DATA FOR THIS EXERCISE:

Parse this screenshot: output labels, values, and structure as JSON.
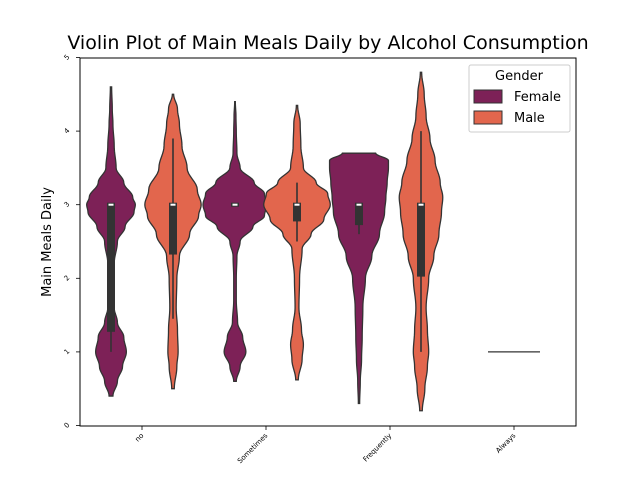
{
  "chart_data": {
    "type": "violin",
    "title": "Violin Plot of Main Meals Daily by Alcohol Consumption",
    "xlabel": "",
    "ylabel": "Main Meals Daily",
    "categories": [
      "no",
      "Sometimes",
      "Frequently",
      "Always"
    ],
    "ylim": [
      0,
      5
    ],
    "yticks": [
      "0",
      "1",
      "2",
      "3",
      "4",
      "5"
    ],
    "grid": false,
    "legend": {
      "title": "Gender",
      "position": "top-right",
      "entries": [
        {
          "name": "Female",
          "color": "#7d2157"
        },
        {
          "name": "Male",
          "color": "#e2664d"
        }
      ]
    },
    "series": [
      {
        "name": "Female",
        "color": "#7d2157",
        "violins": [
          {
            "category": "no",
            "range": [
              0.4,
              4.6
            ],
            "profile": [
              [
                0.4,
                0.03
              ],
              [
                0.6,
                0.1
              ],
              [
                0.8,
                0.18
              ],
              [
                1.0,
                0.24
              ],
              [
                1.2,
                0.2
              ],
              [
                1.4,
                0.1
              ],
              [
                1.6,
                0.05
              ],
              [
                1.9,
                0.04
              ],
              [
                2.2,
                0.05
              ],
              [
                2.5,
                0.1
              ],
              [
                2.7,
                0.22
              ],
              [
                2.9,
                0.36
              ],
              [
                3.0,
                0.38
              ],
              [
                3.1,
                0.34
              ],
              [
                3.3,
                0.2
              ],
              [
                3.5,
                0.08
              ],
              [
                3.8,
                0.05
              ],
              [
                4.1,
                0.03
              ],
              [
                4.3,
                0.02
              ],
              [
                4.6,
                0.01
              ]
            ],
            "q1": 1.3,
            "median": 3.0,
            "q3": 3.0,
            "whisker_low": 1.0,
            "whisker_high": 3.0
          },
          {
            "category": "Sometimes",
            "range": [
              0.6,
              4.4
            ],
            "profile": [
              [
                0.6,
                0.02
              ],
              [
                0.8,
                0.08
              ],
              [
                1.0,
                0.17
              ],
              [
                1.2,
                0.12
              ],
              [
                1.4,
                0.04
              ],
              [
                1.7,
                0.02
              ],
              [
                2.0,
                0.02
              ],
              [
                2.3,
                0.03
              ],
              [
                2.5,
                0.08
              ],
              [
                2.7,
                0.28
              ],
              [
                2.85,
                0.46
              ],
              [
                3.0,
                0.5
              ],
              [
                3.15,
                0.46
              ],
              [
                3.3,
                0.3
              ],
              [
                3.5,
                0.08
              ],
              [
                3.7,
                0.03
              ],
              [
                4.0,
                0.02
              ],
              [
                4.2,
                0.015
              ],
              [
                4.4,
                0.005
              ]
            ],
            "q1": 3.0,
            "median": 3.0,
            "q3": 3.0,
            "whisker_low": 3.0,
            "whisker_high": 3.0
          },
          {
            "category": "Frequently",
            "range": [
              0.3,
              3.7
            ],
            "profile": [
              [
                0.3,
                0.01
              ],
              [
                0.6,
                0.02
              ],
              [
                0.9,
                0.04
              ],
              [
                1.2,
                0.05
              ],
              [
                1.6,
                0.06
              ],
              [
                2.0,
                0.1
              ],
              [
                2.3,
                0.2
              ],
              [
                2.6,
                0.32
              ],
              [
                2.9,
                0.4
              ],
              [
                3.1,
                0.42
              ],
              [
                3.3,
                0.44
              ],
              [
                3.5,
                0.46
              ],
              [
                3.6,
                0.46
              ],
              [
                3.7,
                0.26
              ]
            ],
            "q1": 2.75,
            "median": 3.0,
            "q3": 3.0,
            "whisker_low": 2.6,
            "whisker_high": 3.0
          },
          {
            "category": "Always",
            "range": [
              1.0,
              1.0
            ],
            "degenerate": true
          }
        ]
      },
      {
        "name": "Male",
        "color": "#e2664d",
        "violins": [
          {
            "category": "no",
            "range": [
              0.5,
              4.5
            ],
            "profile": [
              [
                0.5,
                0.02
              ],
              [
                0.8,
                0.06
              ],
              [
                1.0,
                0.08
              ],
              [
                1.3,
                0.07
              ],
              [
                1.6,
                0.05
              ],
              [
                2.0,
                0.06
              ],
              [
                2.3,
                0.1
              ],
              [
                2.6,
                0.26
              ],
              [
                2.85,
                0.4
              ],
              [
                3.0,
                0.44
              ],
              [
                3.2,
                0.38
              ],
              [
                3.5,
                0.22
              ],
              [
                3.8,
                0.14
              ],
              [
                4.1,
                0.1
              ],
              [
                4.3,
                0.07
              ],
              [
                4.5,
                0.01
              ]
            ],
            "q1": 2.35,
            "median": 3.0,
            "q3": 3.0,
            "whisker_low": 1.45,
            "whisker_high": 3.9
          },
          {
            "category": "Sometimes",
            "range": [
              0.62,
              4.35
            ],
            "profile": [
              [
                0.62,
                0.02
              ],
              [
                0.9,
                0.08
              ],
              [
                1.1,
                0.1
              ],
              [
                1.3,
                0.07
              ],
              [
                1.6,
                0.03
              ],
              [
                2.0,
                0.04
              ],
              [
                2.4,
                0.08
              ],
              [
                2.6,
                0.22
              ],
              [
                2.8,
                0.42
              ],
              [
                3.0,
                0.52
              ],
              [
                3.15,
                0.48
              ],
              [
                3.3,
                0.3
              ],
              [
                3.5,
                0.1
              ],
              [
                3.8,
                0.06
              ],
              [
                4.1,
                0.05
              ],
              [
                4.35,
                0.01
              ]
            ],
            "q1": 2.8,
            "median": 3.0,
            "q3": 3.0,
            "whisker_low": 2.5,
            "whisker_high": 3.3
          },
          {
            "category": "Frequently",
            "range": [
              0.2,
              4.8
            ],
            "profile": [
              [
                0.2,
                0.02
              ],
              [
                0.5,
                0.06
              ],
              [
                0.8,
                0.1
              ],
              [
                1.0,
                0.12
              ],
              [
                1.3,
                0.1
              ],
              [
                1.6,
                0.08
              ],
              [
                2.0,
                0.12
              ],
              [
                2.3,
                0.2
              ],
              [
                2.6,
                0.28
              ],
              [
                2.9,
                0.32
              ],
              [
                3.1,
                0.34
              ],
              [
                3.3,
                0.3
              ],
              [
                3.6,
                0.22
              ],
              [
                3.9,
                0.14
              ],
              [
                4.2,
                0.08
              ],
              [
                4.5,
                0.05
              ],
              [
                4.8,
                0.01
              ]
            ],
            "q1": 2.05,
            "median": 3.0,
            "q3": 3.0,
            "whisker_low": 1.0,
            "whisker_high": 4.0
          }
        ]
      }
    ]
  }
}
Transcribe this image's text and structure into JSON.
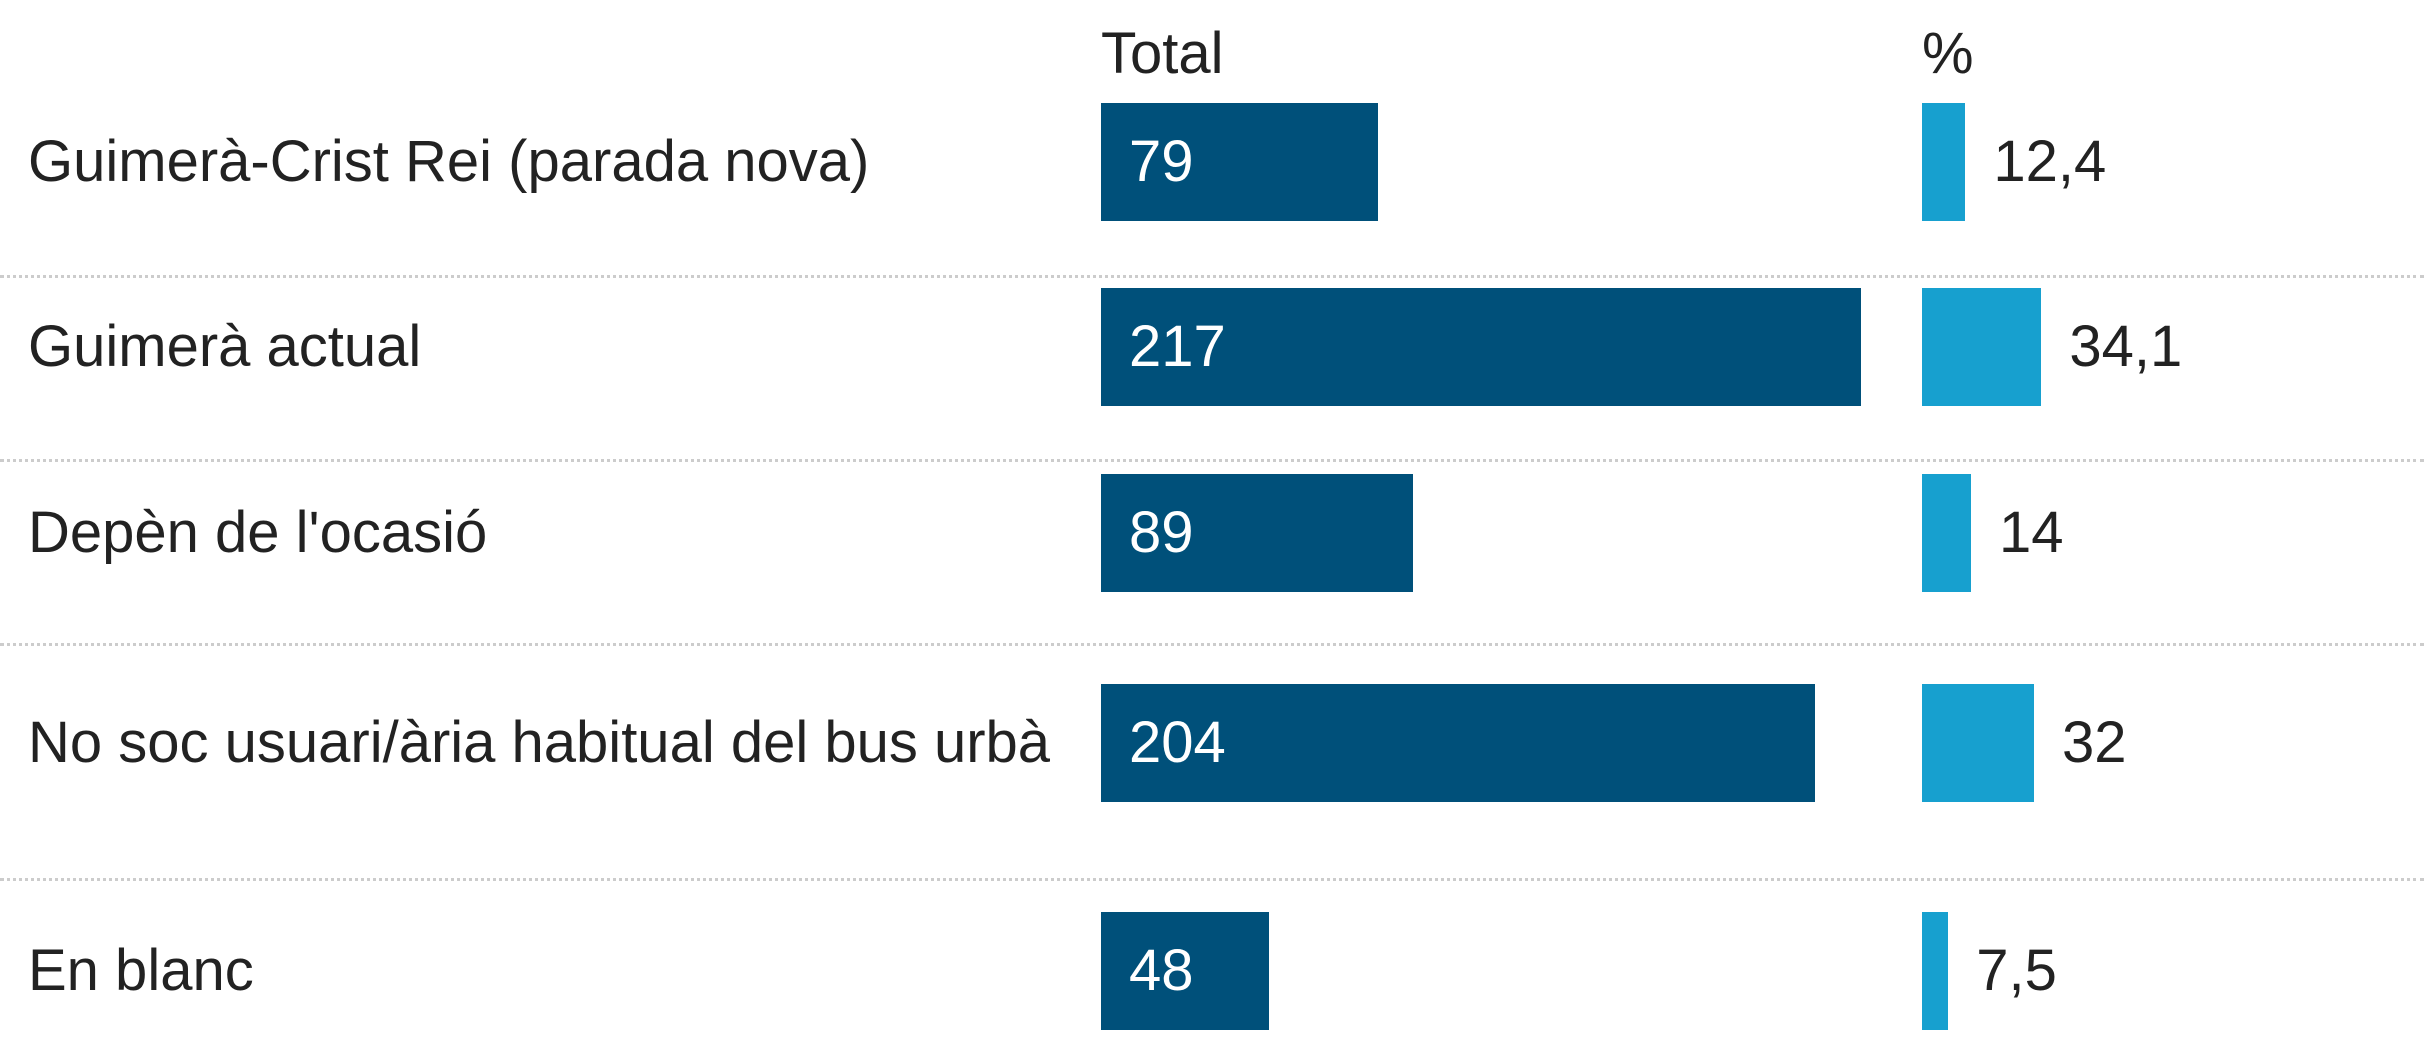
{
  "chart_data": {
    "type": "bar",
    "categories": [
      "Guimerà-Crist Rei (parada nova)",
      "Guimerà actual",
      "Depèn de l'ocasió",
      "No soc usuari/ària habitual del bus urbà",
      "En blanc"
    ],
    "series": [
      {
        "name": "Total",
        "color": "#00507a",
        "values": [
          79,
          217,
          89,
          204,
          48
        ]
      },
      {
        "name": "%",
        "color": "#17a0cf",
        "values": [
          12.4,
          34.1,
          14,
          32,
          7.5
        ],
        "value_labels": [
          "12,4",
          "34,1",
          "14",
          "32",
          "7,5"
        ]
      }
    ]
  }
}
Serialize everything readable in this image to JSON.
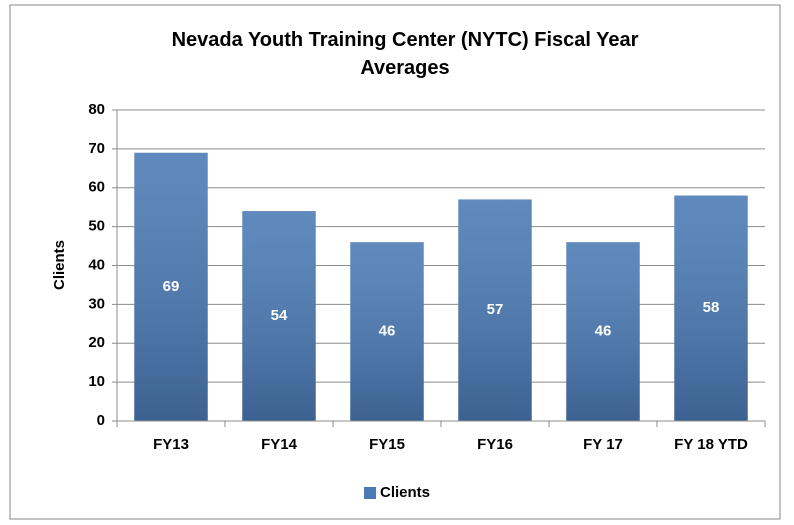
{
  "chart_data": {
    "type": "bar",
    "title": "Nevada Youth Training Center (NYTC) Fiscal Year Averages",
    "y_label": "Clients",
    "categories": [
      "FY13",
      "FY14",
      "FY15",
      "FY16",
      "FY 17",
      "FY 18 YTD"
    ],
    "series": [
      {
        "name": "Clients",
        "color": "#4a7ab5",
        "values": [
          69,
          54,
          46,
          57,
          46,
          58
        ]
      }
    ],
    "ylim": [
      0,
      80
    ],
    "yticks": [
      0,
      10,
      20,
      30,
      40,
      50,
      60,
      70,
      80
    ],
    "grid": true,
    "legend": "bottom"
  }
}
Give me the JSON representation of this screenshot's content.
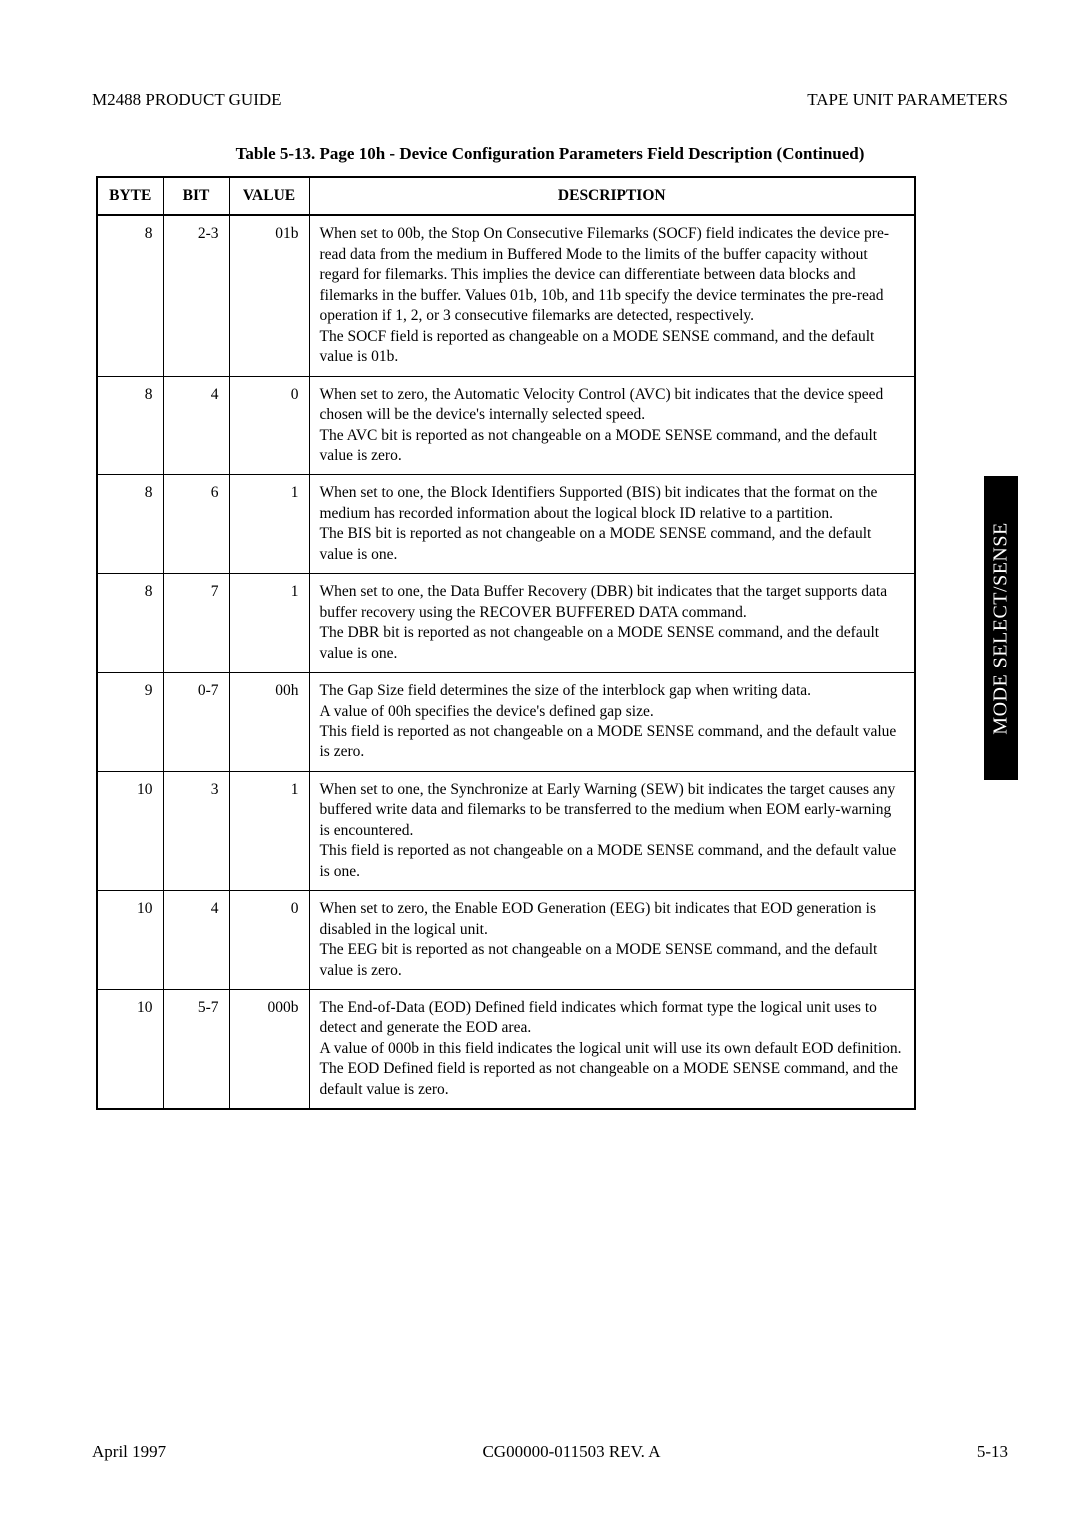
{
  "header": {
    "left": "M2488 PRODUCT GUIDE",
    "right": "TAPE UNIT PARAMETERS"
  },
  "table": {
    "caption": "Table 5-13.  Page 10h - Device Configuration Parameters Field Description  (Continued)",
    "headers": {
      "byte": "BYTE",
      "bit": "BIT",
      "value": "VALUE",
      "desc": "DESCRIPTION"
    },
    "rows": [
      {
        "byte": "8",
        "bit": "2-3",
        "value": "01b",
        "desc": "When set to 00b, the Stop On Consecutive Filemarks (SOCF) field indicates the device pre-read data from the medium in Buffered Mode to the limits of the buffer capacity without regard for filemarks. This implies the device can differentiate between data blocks and filemarks in the buffer. Values 01b, 10b, and 11b specify the device terminates the pre-read operation if 1, 2, or 3 consecutive filemarks are detected, respectively.\nThe SOCF field is reported as changeable on a MODE SENSE command, and the default value is 01b."
      },
      {
        "byte": "8",
        "bit": "4",
        "value": "0",
        "desc": "When set to zero, the Automatic Velocity Control (AVC) bit indicates that the device speed chosen will be the device's internally selected speed.\nThe AVC bit is reported as not changeable on a MODE SENSE command, and the default value is zero."
      },
      {
        "byte": "8",
        "bit": "6",
        "value": "1",
        "desc": "When set to one, the Block Identifiers Supported (BIS) bit indicates that the format on the medium has recorded information about the logical block ID relative to a partition.\nThe BIS bit is reported as not changeable on a MODE SENSE command, and the default value is one."
      },
      {
        "byte": "8",
        "bit": "7",
        "value": "1",
        "desc": "When set to one, the Data Buffer Recovery (DBR) bit indicates that the target supports data buffer recovery using the RECOVER BUFFERED DATA command.\nThe DBR bit is reported as not changeable on a MODE SENSE command, and the default value is one."
      },
      {
        "byte": "9",
        "bit": "0-7",
        "value": "00h",
        "desc": "The Gap Size field determines the size of the interblock gap when writing data.\nA value of 00h specifies the device's defined gap size.\nThis field is reported as not changeable on a MODE SENSE command, and the default value is zero."
      },
      {
        "byte": "10",
        "bit": "3",
        "value": "1",
        "desc": "When set to one, the Synchronize at Early Warning (SEW) bit indicates the target causes any buffered write data and filemarks to be transferred to the medium when EOM early-warning is encountered.\nThis field is reported as not changeable on a MODE SENSE command, and the default value is one."
      },
      {
        "byte": "10",
        "bit": "4",
        "value": "0",
        "desc": "When set to zero, the Enable EOD Generation (EEG) bit indicates that EOD generation is disabled in the logical unit.\nThe EEG bit is reported as not changeable on a MODE SENSE command, and the default value is zero."
      },
      {
        "byte": "10",
        "bit": "5-7",
        "value": "000b",
        "desc": "The End-of-Data (EOD) Defined field indicates which format type the logical unit uses to detect and generate the EOD area.\nA value of 000b in this field indicates the logical unit will use its own default EOD definition.\nThe EOD Defined field is reported as not changeable on a MODE SENSE command, and the default value is zero."
      }
    ]
  },
  "sideTab": "MODE SELECT/SENSE",
  "footer": {
    "left": "April 1997",
    "center": "CG00000-011503 REV. A",
    "right": "5-13"
  }
}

WHAT YOU WILL DO: Work out how many lines above have the string "color" in them, and give only the number.

EXERCISE ANSWER: 7